---------- Provided material ----------

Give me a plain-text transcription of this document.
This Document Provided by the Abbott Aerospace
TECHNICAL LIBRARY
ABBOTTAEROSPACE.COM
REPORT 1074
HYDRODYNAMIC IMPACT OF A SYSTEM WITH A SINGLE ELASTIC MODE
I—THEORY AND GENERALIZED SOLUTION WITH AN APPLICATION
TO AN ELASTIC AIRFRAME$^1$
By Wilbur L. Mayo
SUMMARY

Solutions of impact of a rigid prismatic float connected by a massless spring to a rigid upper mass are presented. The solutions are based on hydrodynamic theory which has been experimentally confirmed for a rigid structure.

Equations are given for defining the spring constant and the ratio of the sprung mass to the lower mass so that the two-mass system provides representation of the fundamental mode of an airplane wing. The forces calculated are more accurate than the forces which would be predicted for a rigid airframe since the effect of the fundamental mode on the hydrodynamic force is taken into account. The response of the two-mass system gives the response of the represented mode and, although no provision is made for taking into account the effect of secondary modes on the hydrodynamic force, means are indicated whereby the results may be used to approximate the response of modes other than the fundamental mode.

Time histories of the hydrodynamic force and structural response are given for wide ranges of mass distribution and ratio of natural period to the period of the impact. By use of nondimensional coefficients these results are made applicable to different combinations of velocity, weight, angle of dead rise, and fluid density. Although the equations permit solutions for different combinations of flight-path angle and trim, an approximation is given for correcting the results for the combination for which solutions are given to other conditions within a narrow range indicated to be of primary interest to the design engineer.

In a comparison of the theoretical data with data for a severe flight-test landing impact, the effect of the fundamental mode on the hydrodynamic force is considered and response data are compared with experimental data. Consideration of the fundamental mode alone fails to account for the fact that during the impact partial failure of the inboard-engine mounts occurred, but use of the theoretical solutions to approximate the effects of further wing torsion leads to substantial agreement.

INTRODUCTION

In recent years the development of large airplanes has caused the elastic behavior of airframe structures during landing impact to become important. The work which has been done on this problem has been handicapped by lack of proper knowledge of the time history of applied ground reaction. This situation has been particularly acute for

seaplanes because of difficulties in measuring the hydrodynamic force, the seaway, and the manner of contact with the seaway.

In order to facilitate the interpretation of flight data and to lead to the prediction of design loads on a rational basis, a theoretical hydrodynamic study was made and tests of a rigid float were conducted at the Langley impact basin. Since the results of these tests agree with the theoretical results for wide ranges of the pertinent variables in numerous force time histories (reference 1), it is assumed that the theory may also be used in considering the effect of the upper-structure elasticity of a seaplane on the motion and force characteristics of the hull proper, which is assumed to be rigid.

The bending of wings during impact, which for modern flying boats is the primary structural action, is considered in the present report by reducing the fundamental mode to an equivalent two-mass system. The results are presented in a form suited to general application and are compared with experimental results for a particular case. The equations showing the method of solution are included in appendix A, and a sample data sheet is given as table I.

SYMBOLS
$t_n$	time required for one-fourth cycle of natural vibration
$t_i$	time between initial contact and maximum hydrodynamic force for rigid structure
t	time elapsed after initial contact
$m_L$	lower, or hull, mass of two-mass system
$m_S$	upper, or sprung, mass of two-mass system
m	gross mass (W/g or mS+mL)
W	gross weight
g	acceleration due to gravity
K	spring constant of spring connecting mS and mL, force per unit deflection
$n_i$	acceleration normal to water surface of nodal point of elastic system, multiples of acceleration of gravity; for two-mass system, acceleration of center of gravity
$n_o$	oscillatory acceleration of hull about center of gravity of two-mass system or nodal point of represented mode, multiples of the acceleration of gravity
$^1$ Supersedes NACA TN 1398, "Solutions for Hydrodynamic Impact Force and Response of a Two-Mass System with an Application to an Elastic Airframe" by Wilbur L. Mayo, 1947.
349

----------

Required work: Pull out each record as written and restate it exactly.

Exercise result:
Give me a plain-text transcription of this document.
This Document Provided by the Abbott Aerospace
TECHNICAL LIBRARY
ABBOTTAEROSPACE.COM
REPORT 1074
HYDRODYNAMIC IMPACT OF A SYSTEM WITH A SINGLE ELASTIC MODE
I—THEORY AND GENERALIZED SOLUTION WITH AN APPLICATION
TO AN ELASTIC AIRFRAME$^1$
By Wilbur L. Mayo
SUMMARY

Solutions of impact of a rigid prismatic float connected by a massless spring to a rigid upper mass are presented. The solutions are based on hydrodynamic theory which has been experimentally confirmed for a rigid structure.

Equations are given for defining the spring constant and the ratio of the sprung mass to the lower mass so that the two-mass system provides representation of the fundamental mode of an airplane wing. The forces calculated are more accurate than the forces which would be predicted for a rigid airframe since the effect of the fundamental mode on the hydrodynamic force is taken into account. The response of the two-mass system gives the response of the represented mode and, although no provision is made for taking into account the effect of secondary modes on the hydrodynamic force, means are indicated whereby the results may be used to approximate the response of modes other than the fundamental mode.

Time histories of the hydrodynamic force and structural response are given for wide ranges of mass distribution and ratio of natural period to the period of the impact. By use of nondimensional coefficients these results are made applicable to different combinations of velocity, weight, angle of dead rise, and fluid density. Although the equations permit solutions for different combinations of flight-path angle and trim, an approximation is given for correcting the results for the combination for which solutions are given to other conditions within a narrow range indicated to be of primary interest to the design engineer.

In a comparison of the theoretical data with data for a severe flight-test landing impact, the effect of the fundamental mode on the hydrodynamic force is considered and response data are compared with experimental data. Consideration of the fundamental mode alone fails to account for the fact that during the impact partial failure of the inboard-engine mounts occurred, but use of the theoretical solutions to approximate the effects of further wing torsion leads to substantial agreement.

INTRODUCTION

In recent years the development of large airplanes has caused the elastic behavior of airframe structures during landing impact to become important. The work which has been done on this problem has been handicapped by lack of proper knowledge of the time history of applied ground reaction. This situation has been particularly acute for

seaplanes because of difficulties in measuring the hydrodynamic force, the seaway, and the manner of contact with the seaway.

In order to facilitate the interpretation of flight data and to lead to the prediction of design loads on a rational basis, a theoretical hydrodynamic study was made and tests of a rigid float were conducted at the Langley impact basin. Since the results of these tests agree with the theoretical results for wide ranges of the pertinent variables in numerous force time histories (reference 1), it is assumed that the theory may also be used in considering the effect of the upper-structure elasticity of a seaplane on the motion and force characteristics of the hull proper, which is assumed to be rigid.

The bending of wings during impact, which for modern flying boats is the primary structural action, is considered in the present report by reducing the fundamental mode to an equivalent two-mass system. The results are presented in a form suited to general application and are compared with experimental results for a particular case. The equations showing the method of solution are included in appendix A, and a sample data sheet is given as table I.

SYMBOLS
$t_n$	time required for one-fourth cycle of natural vibration
$t_i$	time between initial contact and maximum hydrodynamic force for rigid structure
t	time elapsed after initial contact
$m_L$	lower, or hull, mass of two-mass system
$m_S$	upper, or sprung, mass of two-mass system
m	gross mass (W/g or mS+mL)
W	gross weight
g	acceleration due to gravity
K	spring constant of spring connecting mS and mL, force per unit deflection
$n_i$	acceleration normal to water surface of nodal point of elastic system, multiples of acceleration of gravity; for two-mass system, acceleration of center of gravity
$n_o$	oscillatory acceleration of hull about center of gravity of two-mass system or nodal point of represented mode, multiples of the acceleration of gravity
$^1$ Supersedes NACA TN 1398, "Solutions for Hydrodynamic Impact Force and Response of a Two-Mass System with an Application to an Elastic Airframe" by Wilbur L. Mayo, 1947.
349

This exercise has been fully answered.